**EXTRACTED ENTRIES:**
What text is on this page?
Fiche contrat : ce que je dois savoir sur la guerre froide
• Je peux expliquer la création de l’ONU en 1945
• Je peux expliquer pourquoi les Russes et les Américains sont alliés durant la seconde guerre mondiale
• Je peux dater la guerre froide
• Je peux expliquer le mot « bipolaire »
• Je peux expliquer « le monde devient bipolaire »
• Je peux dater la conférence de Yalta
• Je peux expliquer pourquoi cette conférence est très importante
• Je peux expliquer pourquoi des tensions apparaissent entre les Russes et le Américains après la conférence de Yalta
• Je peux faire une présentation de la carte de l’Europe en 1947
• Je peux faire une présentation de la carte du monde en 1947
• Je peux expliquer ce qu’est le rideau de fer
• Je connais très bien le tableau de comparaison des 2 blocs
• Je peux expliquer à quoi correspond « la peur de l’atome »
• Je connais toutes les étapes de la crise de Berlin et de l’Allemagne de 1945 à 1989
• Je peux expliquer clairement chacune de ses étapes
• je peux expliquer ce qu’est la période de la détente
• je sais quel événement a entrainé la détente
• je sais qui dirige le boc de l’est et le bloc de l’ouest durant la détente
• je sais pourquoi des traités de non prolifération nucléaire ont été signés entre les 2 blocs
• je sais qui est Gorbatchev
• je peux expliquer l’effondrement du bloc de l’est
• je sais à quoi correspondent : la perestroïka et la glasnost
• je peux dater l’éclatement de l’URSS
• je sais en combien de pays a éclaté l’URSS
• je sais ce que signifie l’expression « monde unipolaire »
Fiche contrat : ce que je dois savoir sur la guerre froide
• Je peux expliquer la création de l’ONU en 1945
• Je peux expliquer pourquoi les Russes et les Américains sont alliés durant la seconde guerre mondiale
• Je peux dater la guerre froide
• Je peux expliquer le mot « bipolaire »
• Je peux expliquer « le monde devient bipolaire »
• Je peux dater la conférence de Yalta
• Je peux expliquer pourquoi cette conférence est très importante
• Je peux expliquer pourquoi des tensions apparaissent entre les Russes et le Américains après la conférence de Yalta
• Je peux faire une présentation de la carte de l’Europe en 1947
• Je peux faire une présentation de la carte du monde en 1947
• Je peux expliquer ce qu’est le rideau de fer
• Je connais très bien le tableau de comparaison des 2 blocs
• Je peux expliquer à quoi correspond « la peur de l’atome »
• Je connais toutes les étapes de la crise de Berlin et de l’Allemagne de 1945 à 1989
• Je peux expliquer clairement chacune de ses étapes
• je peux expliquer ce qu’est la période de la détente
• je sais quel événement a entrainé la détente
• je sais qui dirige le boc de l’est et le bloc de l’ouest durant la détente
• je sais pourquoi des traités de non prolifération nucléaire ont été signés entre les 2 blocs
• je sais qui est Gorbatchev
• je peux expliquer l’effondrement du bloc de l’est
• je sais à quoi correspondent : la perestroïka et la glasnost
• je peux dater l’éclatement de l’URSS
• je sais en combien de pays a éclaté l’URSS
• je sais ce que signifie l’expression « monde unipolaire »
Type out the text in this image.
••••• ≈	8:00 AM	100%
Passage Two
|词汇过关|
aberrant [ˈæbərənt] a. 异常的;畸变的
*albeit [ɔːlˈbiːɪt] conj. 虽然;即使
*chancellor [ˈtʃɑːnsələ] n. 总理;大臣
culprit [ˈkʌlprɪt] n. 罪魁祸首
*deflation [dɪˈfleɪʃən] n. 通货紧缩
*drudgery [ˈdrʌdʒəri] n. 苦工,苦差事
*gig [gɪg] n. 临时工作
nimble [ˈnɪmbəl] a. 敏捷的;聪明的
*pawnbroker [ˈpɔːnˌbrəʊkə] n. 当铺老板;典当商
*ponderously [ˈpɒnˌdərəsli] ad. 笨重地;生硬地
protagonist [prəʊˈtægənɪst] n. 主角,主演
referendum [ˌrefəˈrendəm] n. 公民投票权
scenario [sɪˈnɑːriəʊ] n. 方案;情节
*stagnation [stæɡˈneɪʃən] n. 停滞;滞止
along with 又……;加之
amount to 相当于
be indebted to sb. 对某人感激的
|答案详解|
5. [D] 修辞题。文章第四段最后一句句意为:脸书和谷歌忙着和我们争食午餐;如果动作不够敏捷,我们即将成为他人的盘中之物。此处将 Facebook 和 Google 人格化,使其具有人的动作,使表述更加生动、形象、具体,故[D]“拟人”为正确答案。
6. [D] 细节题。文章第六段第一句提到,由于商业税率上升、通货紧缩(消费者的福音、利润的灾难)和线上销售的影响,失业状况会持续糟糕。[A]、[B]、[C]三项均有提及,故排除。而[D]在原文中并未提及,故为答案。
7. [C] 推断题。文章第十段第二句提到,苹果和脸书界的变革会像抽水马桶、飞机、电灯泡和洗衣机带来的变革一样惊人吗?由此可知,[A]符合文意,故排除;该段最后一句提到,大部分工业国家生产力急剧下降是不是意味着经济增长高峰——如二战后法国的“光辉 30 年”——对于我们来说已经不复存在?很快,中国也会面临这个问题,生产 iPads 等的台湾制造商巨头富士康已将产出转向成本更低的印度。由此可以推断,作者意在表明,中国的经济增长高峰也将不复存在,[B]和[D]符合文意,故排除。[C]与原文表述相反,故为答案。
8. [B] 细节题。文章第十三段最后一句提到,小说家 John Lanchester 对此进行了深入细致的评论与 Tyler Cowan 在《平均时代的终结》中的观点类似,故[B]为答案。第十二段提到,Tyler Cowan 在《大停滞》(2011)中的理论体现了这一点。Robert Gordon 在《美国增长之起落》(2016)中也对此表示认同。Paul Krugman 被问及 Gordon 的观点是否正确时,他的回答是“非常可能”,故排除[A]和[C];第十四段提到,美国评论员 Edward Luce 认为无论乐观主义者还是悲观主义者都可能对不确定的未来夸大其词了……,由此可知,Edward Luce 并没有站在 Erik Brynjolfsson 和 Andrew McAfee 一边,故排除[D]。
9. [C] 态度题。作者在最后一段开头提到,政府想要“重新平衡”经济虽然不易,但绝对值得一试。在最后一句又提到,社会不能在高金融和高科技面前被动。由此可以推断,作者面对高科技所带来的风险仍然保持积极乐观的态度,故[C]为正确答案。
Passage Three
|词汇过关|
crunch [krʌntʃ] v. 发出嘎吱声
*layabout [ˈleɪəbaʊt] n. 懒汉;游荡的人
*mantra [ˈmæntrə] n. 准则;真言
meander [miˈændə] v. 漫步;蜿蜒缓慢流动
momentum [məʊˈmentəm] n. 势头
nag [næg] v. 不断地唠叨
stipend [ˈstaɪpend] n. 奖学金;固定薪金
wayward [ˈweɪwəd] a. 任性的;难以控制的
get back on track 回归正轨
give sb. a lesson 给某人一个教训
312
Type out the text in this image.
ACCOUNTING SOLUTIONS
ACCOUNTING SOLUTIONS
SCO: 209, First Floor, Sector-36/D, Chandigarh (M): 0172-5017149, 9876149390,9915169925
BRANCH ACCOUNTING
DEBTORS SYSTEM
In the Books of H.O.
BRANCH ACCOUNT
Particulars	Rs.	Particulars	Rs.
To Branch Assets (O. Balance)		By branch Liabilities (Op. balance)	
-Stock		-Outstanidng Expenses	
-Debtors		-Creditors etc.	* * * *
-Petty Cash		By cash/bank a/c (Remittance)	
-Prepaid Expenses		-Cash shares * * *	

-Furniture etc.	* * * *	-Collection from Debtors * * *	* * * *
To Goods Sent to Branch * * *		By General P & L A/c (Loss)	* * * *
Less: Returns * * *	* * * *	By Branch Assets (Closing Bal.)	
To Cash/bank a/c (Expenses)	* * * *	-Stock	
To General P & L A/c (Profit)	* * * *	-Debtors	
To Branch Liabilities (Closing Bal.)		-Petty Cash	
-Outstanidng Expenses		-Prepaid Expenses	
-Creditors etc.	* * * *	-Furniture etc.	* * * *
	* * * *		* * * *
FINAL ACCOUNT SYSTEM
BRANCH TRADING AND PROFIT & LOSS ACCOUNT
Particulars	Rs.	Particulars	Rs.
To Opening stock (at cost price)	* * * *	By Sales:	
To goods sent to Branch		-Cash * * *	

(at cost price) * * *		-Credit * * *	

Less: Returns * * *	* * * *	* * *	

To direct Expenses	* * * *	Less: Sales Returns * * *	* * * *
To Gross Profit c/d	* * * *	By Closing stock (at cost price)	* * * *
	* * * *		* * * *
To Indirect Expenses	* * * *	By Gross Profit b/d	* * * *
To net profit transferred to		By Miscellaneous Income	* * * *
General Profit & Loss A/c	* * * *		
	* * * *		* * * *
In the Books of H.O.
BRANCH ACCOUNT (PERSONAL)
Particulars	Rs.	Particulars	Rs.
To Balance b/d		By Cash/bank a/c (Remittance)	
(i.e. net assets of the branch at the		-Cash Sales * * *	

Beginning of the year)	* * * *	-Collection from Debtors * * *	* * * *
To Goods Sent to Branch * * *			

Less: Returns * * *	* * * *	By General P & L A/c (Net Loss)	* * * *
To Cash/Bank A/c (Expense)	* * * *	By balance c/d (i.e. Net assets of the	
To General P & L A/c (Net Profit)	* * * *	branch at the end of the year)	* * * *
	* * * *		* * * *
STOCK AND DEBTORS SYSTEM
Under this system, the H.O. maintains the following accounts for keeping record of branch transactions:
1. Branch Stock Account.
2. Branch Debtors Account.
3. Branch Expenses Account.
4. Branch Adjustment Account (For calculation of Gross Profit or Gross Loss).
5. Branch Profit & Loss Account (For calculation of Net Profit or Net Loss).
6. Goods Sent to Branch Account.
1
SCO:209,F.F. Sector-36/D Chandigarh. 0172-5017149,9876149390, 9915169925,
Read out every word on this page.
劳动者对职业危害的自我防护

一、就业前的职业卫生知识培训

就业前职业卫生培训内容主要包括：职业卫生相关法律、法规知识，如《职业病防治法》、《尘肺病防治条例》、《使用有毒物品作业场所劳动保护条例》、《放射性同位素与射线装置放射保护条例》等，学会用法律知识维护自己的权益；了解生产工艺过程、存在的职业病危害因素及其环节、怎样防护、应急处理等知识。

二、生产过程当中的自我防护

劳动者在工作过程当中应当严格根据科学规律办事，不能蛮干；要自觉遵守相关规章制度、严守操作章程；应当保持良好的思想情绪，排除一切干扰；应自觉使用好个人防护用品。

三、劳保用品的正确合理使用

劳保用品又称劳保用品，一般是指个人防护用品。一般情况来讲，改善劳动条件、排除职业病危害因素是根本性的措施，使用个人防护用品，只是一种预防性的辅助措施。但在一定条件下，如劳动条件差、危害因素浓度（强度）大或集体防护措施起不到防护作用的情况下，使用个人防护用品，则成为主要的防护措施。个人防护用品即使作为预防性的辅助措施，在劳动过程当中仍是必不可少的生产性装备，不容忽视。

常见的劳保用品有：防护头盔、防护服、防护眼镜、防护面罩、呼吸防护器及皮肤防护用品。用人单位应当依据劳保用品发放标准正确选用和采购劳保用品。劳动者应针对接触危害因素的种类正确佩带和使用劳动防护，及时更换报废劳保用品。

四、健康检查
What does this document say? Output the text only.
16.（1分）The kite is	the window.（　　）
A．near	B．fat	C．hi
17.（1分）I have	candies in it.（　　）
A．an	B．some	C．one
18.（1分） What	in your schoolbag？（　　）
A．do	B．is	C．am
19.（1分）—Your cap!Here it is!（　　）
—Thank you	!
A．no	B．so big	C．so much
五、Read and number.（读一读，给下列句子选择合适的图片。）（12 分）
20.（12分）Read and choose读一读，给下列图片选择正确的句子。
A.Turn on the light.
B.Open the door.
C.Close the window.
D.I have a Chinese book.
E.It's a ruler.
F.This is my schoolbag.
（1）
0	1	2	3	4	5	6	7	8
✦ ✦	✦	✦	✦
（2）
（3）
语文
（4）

**WHAT YOU NEED TO DO:** Output the lines from the line containing "What does this" to the end, both included; add nothing.

**TASK OUTPUT:**
What does this document say? Output the text only.
16.（1分）The kite is	the window.（　　）
A．near	B．fat	C．hi
17.（1分）I have	candies in it.（　　）
A．an	B．some	C．one
18.（1分） What	in your schoolbag？（　　）
A．do	B．is	C．am
19.（1分）—Your cap!Here it is!（　　）
—Thank you	!
A．no	B．so big	C．so much
五、Read and number.（读一读，给下列句子选择合适的图片。）（12 分）
20.（12分）Read and choose读一读，给下列图片选择正确的句子。
A.Turn on the light.
B.Open the door.
C.Close the window.
D.I have a Chinese book.
E.It's a ruler.
F.This is my schoolbag.
（1）
0	1	2	3	4	5	6	7	8
✦ ✦	✦	✦	✦
（2）
（3）
语文
（4）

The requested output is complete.